On the server side, the ecosystem spans every category:

Category Examples
Development GitHub, Linear, Sentry
Productivity Notion, Slack, Google Drive
Data Supabase, PostgreSQL, various database connectors
Search Brave Search, Context7 (documentation search)
Career & Jobs Remoet (remote job search, profile management, applications)
Automation n8n, Zapier

What's striking is that MCP servers aren't just developer tools anymore. They're showing up in every vertical: job platforms, finance tools, CRM systems, e-commerce. Any software with an API can become an MCP server, and increasingly, they are.

Why This Matters For You

If you're a developer, MCP means you can automate a huge chunk of your workflow through conversation. Instead of context-switching between 15 browser tabs, you tell your agent what you need and it handles the tool-hopping.

If you're job hunting, this is where it gets genuinely interesting. Traditional job boards make you do all the work: search, filter, scroll, click into each listing, apply one by one. An MCP-connected job platform flips that. You tell your agent "find companies using my tech stack that are actively hiring" and it does the searching, filtering, and shortlisting for you.

TASK LIST -
A – Write out the passage on MCP servers word for word, from "What's striking is" to "increasingly, they are.".
B – List every category named in the table of the MCP servers passage.
C – Continue the passage on MCP servers from its final sentence.

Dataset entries
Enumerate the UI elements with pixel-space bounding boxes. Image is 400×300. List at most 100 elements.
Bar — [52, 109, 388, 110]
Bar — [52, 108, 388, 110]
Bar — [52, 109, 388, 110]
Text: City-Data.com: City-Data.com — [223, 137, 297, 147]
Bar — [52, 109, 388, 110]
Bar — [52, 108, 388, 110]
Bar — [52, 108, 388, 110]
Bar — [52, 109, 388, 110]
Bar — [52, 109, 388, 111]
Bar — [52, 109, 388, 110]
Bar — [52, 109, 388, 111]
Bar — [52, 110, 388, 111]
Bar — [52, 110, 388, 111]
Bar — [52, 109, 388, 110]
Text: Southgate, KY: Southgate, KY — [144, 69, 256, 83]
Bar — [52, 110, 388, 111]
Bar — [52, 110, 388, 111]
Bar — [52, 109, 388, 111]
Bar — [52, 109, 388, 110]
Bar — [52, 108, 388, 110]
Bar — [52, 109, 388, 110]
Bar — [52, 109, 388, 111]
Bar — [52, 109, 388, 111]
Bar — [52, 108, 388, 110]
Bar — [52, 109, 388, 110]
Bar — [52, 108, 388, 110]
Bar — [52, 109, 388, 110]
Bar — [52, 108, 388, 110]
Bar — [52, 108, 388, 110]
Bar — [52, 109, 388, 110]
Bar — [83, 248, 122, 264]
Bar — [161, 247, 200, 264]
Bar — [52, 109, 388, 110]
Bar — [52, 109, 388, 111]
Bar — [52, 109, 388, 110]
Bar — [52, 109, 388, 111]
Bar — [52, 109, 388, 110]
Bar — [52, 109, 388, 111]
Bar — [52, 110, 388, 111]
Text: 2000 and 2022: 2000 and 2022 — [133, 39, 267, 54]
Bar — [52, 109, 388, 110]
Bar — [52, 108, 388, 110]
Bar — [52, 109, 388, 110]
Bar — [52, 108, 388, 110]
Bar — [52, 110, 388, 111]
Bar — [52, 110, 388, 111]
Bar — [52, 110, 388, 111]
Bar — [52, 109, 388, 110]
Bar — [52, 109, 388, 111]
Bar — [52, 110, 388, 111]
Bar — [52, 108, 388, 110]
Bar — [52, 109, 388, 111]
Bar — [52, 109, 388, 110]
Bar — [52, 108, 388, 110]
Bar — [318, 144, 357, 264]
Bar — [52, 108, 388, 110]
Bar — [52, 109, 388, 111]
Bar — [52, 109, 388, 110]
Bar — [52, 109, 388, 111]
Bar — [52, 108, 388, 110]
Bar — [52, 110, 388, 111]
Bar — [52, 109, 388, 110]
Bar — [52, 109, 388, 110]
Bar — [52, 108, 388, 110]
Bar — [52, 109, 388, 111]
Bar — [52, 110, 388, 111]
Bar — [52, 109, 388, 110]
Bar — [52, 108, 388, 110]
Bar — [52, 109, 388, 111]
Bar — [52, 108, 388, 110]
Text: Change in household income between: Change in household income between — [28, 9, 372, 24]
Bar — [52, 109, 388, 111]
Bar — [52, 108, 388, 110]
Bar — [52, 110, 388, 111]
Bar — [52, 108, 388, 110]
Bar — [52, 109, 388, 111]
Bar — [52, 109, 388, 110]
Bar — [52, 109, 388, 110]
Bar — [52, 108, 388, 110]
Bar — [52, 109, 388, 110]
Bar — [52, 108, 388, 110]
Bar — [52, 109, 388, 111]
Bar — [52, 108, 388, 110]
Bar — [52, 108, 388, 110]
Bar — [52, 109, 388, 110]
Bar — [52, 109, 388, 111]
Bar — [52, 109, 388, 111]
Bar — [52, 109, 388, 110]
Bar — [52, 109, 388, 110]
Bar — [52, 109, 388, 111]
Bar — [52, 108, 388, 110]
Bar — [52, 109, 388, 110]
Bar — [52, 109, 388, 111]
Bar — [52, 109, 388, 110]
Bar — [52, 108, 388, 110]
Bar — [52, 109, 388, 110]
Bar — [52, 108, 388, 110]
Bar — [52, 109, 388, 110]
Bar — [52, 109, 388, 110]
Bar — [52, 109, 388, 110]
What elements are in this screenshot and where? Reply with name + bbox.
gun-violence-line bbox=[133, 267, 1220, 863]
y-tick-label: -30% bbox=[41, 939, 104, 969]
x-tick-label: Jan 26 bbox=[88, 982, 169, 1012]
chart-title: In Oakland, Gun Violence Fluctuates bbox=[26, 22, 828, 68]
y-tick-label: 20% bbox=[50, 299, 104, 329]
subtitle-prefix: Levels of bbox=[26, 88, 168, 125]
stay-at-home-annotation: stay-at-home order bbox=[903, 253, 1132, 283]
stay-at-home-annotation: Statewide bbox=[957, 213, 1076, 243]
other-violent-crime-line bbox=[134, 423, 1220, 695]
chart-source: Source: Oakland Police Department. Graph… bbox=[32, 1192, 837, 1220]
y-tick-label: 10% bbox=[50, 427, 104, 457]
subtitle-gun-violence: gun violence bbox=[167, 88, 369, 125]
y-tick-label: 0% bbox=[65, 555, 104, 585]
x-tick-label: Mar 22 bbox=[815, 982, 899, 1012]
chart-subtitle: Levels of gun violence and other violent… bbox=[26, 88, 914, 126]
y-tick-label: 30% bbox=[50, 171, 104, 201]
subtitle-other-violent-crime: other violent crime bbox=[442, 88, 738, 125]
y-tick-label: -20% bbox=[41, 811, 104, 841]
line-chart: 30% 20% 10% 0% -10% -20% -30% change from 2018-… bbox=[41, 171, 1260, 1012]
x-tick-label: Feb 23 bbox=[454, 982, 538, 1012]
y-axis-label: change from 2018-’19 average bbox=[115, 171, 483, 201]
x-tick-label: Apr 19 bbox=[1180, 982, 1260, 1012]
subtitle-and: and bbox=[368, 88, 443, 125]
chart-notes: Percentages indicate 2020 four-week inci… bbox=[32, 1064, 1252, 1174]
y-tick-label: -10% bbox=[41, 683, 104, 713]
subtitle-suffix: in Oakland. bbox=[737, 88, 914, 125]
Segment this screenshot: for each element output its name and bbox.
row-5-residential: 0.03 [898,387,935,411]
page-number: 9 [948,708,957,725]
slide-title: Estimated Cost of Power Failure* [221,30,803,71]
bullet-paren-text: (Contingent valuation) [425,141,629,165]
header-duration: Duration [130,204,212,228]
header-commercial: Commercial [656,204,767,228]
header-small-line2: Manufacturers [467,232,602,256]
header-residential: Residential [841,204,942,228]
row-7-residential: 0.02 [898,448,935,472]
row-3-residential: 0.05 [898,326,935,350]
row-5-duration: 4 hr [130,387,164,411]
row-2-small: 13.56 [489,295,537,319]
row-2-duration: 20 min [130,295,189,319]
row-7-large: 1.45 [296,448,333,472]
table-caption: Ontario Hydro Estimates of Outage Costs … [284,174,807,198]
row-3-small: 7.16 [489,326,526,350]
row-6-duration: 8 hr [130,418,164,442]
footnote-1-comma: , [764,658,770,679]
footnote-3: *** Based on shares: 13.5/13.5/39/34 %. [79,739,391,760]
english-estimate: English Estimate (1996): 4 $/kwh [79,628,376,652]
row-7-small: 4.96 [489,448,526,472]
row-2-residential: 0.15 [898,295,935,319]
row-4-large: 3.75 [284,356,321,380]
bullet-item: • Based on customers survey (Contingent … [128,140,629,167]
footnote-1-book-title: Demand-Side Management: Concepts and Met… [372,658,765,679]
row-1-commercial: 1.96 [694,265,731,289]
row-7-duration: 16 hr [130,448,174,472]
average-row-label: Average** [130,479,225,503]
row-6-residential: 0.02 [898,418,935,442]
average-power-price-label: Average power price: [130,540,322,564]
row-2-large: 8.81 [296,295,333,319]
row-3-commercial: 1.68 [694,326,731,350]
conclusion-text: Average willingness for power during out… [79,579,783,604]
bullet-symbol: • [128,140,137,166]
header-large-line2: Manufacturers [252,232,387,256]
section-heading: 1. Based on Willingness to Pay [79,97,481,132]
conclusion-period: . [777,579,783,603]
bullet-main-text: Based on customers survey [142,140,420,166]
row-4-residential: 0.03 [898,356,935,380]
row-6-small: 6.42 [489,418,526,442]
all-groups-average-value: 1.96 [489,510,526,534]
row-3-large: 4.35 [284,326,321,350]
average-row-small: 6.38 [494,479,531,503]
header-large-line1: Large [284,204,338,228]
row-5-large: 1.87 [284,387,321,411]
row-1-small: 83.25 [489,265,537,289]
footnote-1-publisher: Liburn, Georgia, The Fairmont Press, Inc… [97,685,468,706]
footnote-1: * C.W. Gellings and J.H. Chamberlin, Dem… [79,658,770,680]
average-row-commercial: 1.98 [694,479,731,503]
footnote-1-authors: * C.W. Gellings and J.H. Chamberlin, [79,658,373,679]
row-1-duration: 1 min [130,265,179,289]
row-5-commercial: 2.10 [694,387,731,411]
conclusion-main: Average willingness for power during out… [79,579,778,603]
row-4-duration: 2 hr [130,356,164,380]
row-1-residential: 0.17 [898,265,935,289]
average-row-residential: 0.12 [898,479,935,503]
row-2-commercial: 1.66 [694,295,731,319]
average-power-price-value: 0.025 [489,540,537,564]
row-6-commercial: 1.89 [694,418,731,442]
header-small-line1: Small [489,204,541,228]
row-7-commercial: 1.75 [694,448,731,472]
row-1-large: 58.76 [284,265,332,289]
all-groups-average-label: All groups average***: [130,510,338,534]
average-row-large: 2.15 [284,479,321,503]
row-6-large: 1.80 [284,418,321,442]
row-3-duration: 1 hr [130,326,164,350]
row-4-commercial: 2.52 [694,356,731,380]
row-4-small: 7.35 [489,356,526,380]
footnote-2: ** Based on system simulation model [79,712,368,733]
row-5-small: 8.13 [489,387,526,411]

ANSWERS TO EACH TASK -
A –
What's striking is that MCP servers aren't just developer tools anymore. They're showing up in every vertical: job platforms, finance tools, CRM systems, e-commerce. Any software with an API can become an MCP server, and increasingly, they are.

B –
Development
Productivity
Data
Search
Career & Jobs
Automation

C –
That's exactly what Remoet does. Connect your AI agent once, and it handles the rest: finding companies that match your stack, tracking applications, messaging hiring teams. Your agent becomes your career assistant.

But beyond any single platform, the bigger shift is this: software is becoming conversational. Instead of learning each app's UI, you describe what you want and your agent navigates the tools for you. MCP is what makes that possible at scale.

Getting Started

If you want to try MCP yourself, the setup is simpler than you'd expect. Most MCP-compatible AI apps let you add servers through a configuration file or settings page. You typically need an API key or OAuth authorization from the service you want to connect, and then you're up and running.

We've got a detailed setup guide covering Claude Desktop, Claude Code, Cursor, and Windsurf in our post on how to set up MCP servers.

For a complete walkthrough of what AI-powered job search looks like in practice, check out our agent job search guide.

Frequently Asked Questions

Is MCP only for Claude?

No. MCP is an open protocol governed by the Linux Foundation. While Anthropic created it, it's been adopted by Claude, Cursor, Windsurf, VS Code, Cline, Continue, and others. Any AI client can implement MCP support. OpenAI added MCP support to their agents SDK in early 2025.

Do I need to be a developer to use MCP?

Not necessarily. Some setups require editing a JSON config file, which is a bit technical. But Claude Web supports custom MCP connectors through a point-and-click OAuth flow that requires zero coding. Desktop Extensions are also making one-click installs possible. The trend is clearly toward making MCP accessible to everyone.

Is MCP secure?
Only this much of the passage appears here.